-- start of THE INPUT --

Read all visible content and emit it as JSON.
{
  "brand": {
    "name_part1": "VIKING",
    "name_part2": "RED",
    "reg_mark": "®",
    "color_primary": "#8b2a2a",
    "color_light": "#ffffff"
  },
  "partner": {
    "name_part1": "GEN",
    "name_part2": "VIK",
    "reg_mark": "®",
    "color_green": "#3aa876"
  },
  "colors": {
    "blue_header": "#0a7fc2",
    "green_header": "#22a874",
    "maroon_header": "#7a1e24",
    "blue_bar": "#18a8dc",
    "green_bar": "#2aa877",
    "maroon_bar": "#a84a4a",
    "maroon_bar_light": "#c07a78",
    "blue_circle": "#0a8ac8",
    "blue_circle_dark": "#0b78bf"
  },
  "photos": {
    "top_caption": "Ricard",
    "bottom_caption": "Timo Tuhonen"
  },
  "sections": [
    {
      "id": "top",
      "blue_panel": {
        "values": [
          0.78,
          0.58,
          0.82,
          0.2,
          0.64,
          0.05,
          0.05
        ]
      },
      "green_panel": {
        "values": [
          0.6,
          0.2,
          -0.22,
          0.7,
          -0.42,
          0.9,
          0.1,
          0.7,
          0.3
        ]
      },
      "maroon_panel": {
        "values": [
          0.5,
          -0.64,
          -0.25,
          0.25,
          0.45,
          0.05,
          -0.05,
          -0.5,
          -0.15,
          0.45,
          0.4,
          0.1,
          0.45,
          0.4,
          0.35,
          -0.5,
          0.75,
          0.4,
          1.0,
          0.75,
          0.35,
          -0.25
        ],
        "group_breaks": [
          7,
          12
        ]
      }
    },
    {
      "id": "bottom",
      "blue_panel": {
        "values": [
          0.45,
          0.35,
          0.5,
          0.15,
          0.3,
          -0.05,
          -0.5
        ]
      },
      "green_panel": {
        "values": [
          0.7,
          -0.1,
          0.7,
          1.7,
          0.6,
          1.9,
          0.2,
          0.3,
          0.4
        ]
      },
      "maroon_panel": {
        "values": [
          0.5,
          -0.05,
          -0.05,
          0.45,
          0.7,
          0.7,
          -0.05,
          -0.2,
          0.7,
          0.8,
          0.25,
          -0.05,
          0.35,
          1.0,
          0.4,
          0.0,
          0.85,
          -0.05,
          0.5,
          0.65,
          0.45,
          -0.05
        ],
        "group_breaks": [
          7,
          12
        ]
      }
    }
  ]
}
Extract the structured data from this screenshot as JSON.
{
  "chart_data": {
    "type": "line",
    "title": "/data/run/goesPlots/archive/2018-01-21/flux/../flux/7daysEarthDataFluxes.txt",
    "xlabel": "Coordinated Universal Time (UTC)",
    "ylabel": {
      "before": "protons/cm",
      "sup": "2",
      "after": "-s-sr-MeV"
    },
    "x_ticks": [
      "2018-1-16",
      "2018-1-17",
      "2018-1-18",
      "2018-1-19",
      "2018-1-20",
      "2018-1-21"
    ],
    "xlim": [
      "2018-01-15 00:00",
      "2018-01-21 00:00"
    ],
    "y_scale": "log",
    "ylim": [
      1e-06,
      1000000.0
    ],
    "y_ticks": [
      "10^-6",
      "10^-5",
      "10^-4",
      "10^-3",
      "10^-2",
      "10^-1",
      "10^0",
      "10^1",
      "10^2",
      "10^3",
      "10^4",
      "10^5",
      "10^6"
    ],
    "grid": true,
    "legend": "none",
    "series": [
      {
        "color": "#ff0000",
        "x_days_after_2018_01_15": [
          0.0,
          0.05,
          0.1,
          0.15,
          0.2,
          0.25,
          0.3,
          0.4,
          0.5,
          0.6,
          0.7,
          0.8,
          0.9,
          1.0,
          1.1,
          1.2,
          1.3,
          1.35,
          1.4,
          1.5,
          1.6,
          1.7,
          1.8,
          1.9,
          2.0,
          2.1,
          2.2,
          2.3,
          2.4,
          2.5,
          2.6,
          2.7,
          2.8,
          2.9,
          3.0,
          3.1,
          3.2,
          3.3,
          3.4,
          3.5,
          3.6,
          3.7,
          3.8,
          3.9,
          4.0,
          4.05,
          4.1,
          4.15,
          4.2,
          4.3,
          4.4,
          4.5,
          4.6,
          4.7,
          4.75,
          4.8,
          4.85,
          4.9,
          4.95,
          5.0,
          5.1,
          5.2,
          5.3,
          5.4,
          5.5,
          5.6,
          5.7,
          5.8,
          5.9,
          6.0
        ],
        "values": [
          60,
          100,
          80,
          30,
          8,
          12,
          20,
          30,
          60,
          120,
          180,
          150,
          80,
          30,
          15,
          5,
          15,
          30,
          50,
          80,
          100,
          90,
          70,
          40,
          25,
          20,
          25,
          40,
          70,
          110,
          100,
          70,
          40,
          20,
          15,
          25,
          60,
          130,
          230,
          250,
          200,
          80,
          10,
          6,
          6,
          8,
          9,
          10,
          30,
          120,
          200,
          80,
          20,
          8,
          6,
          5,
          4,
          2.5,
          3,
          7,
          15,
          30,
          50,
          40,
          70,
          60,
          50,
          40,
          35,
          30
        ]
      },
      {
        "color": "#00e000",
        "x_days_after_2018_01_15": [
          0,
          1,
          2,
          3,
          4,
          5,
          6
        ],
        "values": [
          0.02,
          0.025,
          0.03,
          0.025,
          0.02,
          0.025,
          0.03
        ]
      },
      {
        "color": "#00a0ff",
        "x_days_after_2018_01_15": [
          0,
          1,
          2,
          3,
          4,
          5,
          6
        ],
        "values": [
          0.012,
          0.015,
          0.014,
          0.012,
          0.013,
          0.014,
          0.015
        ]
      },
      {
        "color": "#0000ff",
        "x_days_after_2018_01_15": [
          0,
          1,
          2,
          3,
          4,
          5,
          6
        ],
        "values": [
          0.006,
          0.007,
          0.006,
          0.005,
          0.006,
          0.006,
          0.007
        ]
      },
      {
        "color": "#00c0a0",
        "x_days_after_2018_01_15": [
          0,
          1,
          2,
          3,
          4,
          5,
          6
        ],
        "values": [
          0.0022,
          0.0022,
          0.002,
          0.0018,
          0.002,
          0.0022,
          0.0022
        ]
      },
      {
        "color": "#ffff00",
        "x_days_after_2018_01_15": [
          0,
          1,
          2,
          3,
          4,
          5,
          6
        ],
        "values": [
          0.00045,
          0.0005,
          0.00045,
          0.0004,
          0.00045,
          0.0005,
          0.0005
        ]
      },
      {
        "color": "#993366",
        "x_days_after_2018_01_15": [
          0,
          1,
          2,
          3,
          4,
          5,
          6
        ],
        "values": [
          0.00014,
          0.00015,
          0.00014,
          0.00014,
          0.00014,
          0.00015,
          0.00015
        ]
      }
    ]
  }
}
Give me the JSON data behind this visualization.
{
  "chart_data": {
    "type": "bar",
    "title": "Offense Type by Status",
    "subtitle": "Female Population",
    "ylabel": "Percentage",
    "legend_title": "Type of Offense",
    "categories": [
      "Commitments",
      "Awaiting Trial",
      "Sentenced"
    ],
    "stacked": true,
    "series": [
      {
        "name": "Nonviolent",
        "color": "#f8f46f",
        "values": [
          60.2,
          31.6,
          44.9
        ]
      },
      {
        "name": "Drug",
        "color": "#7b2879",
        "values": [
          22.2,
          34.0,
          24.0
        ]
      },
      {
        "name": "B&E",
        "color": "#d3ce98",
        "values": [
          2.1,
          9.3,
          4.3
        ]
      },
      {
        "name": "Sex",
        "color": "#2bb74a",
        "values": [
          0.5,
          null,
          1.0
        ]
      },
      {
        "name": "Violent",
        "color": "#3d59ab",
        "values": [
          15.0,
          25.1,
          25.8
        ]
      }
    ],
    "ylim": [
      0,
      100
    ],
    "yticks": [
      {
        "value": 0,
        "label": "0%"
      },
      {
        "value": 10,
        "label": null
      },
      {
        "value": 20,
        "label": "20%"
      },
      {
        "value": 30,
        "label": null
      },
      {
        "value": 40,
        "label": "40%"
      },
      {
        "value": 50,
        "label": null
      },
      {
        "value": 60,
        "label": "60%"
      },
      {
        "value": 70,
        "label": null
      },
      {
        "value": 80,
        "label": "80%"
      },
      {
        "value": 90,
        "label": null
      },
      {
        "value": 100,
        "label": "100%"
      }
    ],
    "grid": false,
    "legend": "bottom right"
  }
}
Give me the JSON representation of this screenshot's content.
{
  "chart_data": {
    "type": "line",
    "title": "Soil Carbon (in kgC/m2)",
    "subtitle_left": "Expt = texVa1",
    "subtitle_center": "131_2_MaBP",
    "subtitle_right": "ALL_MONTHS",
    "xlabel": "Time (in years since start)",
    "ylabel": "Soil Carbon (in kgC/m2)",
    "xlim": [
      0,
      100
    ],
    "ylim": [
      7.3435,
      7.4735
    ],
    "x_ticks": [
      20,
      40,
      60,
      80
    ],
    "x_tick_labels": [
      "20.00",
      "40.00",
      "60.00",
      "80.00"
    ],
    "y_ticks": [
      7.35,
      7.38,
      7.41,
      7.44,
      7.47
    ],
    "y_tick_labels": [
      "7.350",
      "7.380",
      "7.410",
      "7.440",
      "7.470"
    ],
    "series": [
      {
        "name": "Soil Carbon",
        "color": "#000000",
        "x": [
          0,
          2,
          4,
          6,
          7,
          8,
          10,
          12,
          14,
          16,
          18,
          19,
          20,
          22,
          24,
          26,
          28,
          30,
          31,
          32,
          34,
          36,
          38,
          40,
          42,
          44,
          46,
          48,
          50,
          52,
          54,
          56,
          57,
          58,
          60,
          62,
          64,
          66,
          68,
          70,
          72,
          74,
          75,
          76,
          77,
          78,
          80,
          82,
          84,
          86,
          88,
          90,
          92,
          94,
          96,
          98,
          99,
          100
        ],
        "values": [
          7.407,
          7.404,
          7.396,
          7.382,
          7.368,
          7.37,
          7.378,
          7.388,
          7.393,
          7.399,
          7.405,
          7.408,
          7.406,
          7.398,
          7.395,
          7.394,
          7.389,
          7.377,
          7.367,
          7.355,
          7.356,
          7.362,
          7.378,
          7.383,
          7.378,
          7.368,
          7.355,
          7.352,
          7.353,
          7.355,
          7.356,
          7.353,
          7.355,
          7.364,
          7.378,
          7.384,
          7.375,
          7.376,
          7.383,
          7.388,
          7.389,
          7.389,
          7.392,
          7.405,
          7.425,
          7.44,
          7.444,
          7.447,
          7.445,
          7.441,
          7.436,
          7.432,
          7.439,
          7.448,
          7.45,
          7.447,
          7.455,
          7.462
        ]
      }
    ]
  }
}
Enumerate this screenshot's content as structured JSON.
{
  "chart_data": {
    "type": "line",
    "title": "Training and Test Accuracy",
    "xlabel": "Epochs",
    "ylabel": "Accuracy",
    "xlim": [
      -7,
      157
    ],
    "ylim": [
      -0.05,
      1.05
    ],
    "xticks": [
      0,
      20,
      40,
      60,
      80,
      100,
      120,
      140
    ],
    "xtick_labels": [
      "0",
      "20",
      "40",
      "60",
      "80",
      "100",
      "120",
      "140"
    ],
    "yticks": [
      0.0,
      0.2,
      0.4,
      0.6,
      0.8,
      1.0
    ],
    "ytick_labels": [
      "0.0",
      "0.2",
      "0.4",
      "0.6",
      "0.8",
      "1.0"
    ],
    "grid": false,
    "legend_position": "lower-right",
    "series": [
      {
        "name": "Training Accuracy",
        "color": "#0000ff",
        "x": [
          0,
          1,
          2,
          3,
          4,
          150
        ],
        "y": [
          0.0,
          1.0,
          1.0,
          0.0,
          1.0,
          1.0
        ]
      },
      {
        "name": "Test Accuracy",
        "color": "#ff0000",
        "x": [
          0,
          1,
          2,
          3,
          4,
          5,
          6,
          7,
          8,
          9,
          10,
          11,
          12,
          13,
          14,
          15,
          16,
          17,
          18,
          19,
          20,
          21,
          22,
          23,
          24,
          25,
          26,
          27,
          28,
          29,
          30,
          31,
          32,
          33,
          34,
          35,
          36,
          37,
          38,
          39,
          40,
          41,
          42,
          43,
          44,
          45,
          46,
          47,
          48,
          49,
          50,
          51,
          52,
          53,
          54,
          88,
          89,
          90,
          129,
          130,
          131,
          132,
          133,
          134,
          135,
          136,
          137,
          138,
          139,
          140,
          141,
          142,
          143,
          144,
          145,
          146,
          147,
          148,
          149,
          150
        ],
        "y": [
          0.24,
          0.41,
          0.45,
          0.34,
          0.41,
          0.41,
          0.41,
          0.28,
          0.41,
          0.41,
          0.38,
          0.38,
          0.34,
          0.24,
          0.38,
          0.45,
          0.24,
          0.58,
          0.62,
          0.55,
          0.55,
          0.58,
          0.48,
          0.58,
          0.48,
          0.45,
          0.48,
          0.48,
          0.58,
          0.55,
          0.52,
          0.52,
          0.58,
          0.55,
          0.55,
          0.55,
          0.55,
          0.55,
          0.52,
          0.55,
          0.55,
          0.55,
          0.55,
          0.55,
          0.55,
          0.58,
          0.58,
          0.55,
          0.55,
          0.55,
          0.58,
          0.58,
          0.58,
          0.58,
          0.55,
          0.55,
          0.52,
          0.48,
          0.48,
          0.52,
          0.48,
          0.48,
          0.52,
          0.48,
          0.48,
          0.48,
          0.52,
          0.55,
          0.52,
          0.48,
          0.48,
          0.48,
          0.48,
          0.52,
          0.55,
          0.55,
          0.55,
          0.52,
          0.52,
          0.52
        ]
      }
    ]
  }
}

-- end of THE INPUT --

SET TASK: Reply with nothing except the number of lines in the listing above that include "JSON".

SOLUTION BELOW: 5